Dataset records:
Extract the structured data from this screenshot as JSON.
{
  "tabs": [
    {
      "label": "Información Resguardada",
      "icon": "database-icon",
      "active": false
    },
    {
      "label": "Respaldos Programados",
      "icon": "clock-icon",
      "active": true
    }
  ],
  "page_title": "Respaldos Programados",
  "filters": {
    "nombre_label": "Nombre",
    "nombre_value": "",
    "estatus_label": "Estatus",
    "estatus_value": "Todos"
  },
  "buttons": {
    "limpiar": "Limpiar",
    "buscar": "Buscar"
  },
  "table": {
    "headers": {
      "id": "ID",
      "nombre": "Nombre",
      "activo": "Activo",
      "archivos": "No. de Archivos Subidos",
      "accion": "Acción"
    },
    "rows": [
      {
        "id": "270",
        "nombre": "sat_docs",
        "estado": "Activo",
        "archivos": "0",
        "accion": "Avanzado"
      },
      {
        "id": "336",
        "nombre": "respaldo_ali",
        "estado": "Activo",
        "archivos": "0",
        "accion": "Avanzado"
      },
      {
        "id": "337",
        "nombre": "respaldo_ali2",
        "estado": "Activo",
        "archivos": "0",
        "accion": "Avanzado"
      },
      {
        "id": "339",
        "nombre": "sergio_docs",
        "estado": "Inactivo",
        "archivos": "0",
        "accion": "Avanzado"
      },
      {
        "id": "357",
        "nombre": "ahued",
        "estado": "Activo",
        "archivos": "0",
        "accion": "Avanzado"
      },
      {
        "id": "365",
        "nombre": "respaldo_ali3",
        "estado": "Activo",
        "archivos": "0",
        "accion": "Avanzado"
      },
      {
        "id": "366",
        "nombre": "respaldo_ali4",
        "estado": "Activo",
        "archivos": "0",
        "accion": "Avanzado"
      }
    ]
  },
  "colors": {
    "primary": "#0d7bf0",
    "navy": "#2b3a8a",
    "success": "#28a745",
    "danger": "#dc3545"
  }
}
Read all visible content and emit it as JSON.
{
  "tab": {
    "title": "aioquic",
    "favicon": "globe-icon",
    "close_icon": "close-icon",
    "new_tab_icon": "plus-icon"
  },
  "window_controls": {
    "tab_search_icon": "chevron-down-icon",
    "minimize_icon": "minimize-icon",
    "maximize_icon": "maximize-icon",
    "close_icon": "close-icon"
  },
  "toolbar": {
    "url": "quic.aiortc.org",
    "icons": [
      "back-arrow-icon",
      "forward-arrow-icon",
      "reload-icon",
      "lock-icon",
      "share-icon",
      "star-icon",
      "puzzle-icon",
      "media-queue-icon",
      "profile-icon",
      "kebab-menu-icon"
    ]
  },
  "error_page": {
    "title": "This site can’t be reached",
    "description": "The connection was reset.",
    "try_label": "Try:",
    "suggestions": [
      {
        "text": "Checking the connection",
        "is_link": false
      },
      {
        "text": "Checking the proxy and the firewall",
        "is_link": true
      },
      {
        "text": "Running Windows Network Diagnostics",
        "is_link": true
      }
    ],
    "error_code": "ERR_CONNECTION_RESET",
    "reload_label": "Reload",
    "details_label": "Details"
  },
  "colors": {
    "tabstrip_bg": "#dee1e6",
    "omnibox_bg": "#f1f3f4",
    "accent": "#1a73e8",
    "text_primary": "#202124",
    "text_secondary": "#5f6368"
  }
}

### EXERCISE
Give the number of lines in the material above that have the word "Respaldos" in them, and nothing more.

### CORRECT OUTPUT
2